Output all the data exactly. Pictures do not belong in the copy.

::: Input for this task :::

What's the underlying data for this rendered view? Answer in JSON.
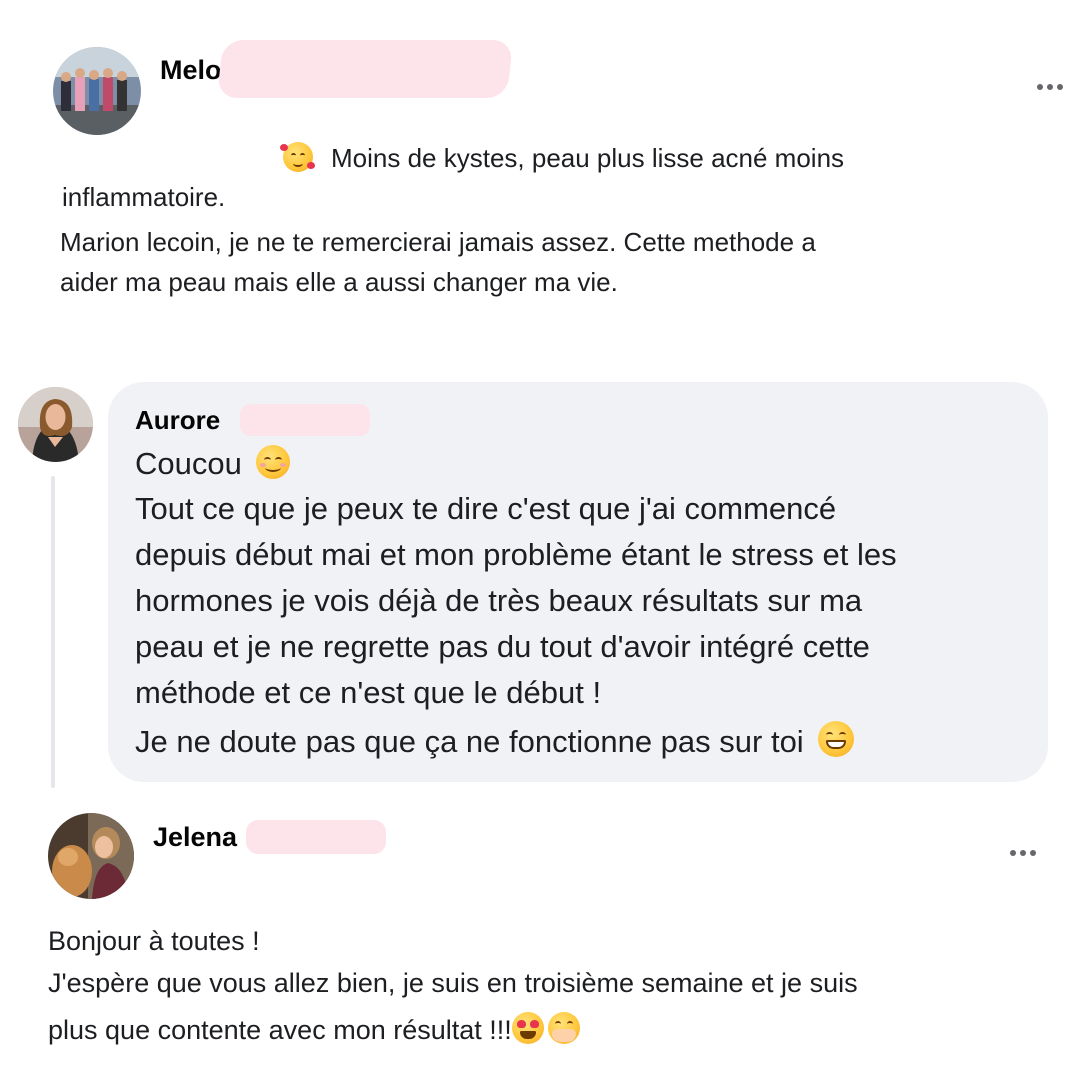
{
  "comments": [
    {
      "author": "Melo",
      "avatar_icon": "group-photo-avatar",
      "lines": [
        "Moins de kystes, peau plus lisse acné moins",
        "inflammatoire.",
        "Marion lecoin,  je ne te remercierai jamais assez. Cette methode a",
        "aider ma peau mais elle a aussi changer ma vie."
      ],
      "emojis": [
        "smiling-face-with-hearts"
      ]
    },
    {
      "author": "Aurore",
      "avatar_icon": "woman-portrait-avatar",
      "lines": [
        "Coucou",
        "Tout ce que je peux te dire c'est que j'ai commencé",
        "depuis début mai et mon problème étant le stress et les",
        "hormones je vois déjà de très beaux résultats sur ma",
        "peau et je ne regrette pas du tout d'avoir intégré cette",
        "méthode et ce n'est que le début !",
        "Je ne doute pas que ça ne fonctionne pas sur toi"
      ],
      "emojis": [
        "smiling-face-with-smiling-eyes",
        "beaming-face-with-smiling-eyes"
      ]
    },
    {
      "author": "Jelena",
      "avatar_icon": "woman-with-dog-avatar",
      "lines": [
        "Bonjour à toutes !",
        "J'espère que vous allez bien, je suis en troisième semaine et je suis",
        "plus que contente avec mon résultat !!!"
      ],
      "emojis": [
        "smiling-face-with-heart-eyes",
        "face-with-hand-over-mouth"
      ]
    }
  ],
  "menu_icon": "more-options-icon",
  "colors": {
    "bubble_bg": "#f0f2f5",
    "text": "#1c1e21",
    "redaction": "#fde4ea",
    "dots": "#65676b"
  }
}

:::

- _Output below_:
What's the underlying data for this rendered view? Answer in JSON.
{
  "comments": [
    {
      "author": "Melo",
      "avatar_icon": "group-photo-avatar",
      "lines": [
        "Moins de kystes, peau plus lisse acné moins",
        "inflammatoire.",
        "Marion lecoin,  je ne te remercierai jamais assez. Cette methode a",
        "aider ma peau mais elle a aussi changer ma vie."
      ],
      "emojis": [
        "smiling-face-with-hearts"
      ]
    },
    {
      "author": "Aurore",
      "avatar_icon": "woman-portrait-avatar",
      "lines": [
        "Coucou",
        "Tout ce que je peux te dire c'est que j'ai commencé",
        "depuis début mai et mon problème étant le stress et les",
        "hormones je vois déjà de très beaux résultats sur ma",
        "peau et je ne regrette pas du tout d'avoir intégré cette",
        "méthode et ce n'est que le début !",
        "Je ne doute pas que ça ne fonctionne pas sur toi"
      ],
      "emojis": [
        "smiling-face-with-smiling-eyes",
        "beaming-face-with-smiling-eyes"
      ]
    },
    {
      "author": "Jelena",
      "avatar_icon": "woman-with-dog-avatar",
      "lines": [
        "Bonjour à toutes !",
        "J'espère que vous allez bien, je suis en troisième semaine et je suis",
        "plus que contente avec mon résultat !!!"
      ],
      "emojis": [
        "smiling-face-with-heart-eyes",
        "face-with-hand-over-mouth"
      ]
    }
  ],
  "menu_icon": "more-options-icon",
  "colors": {
    "bubble_bg": "#f0f2f5",
    "text": "#1c1e21",
    "redaction": "#fde4ea",
    "dots": "#65676b"
  }
}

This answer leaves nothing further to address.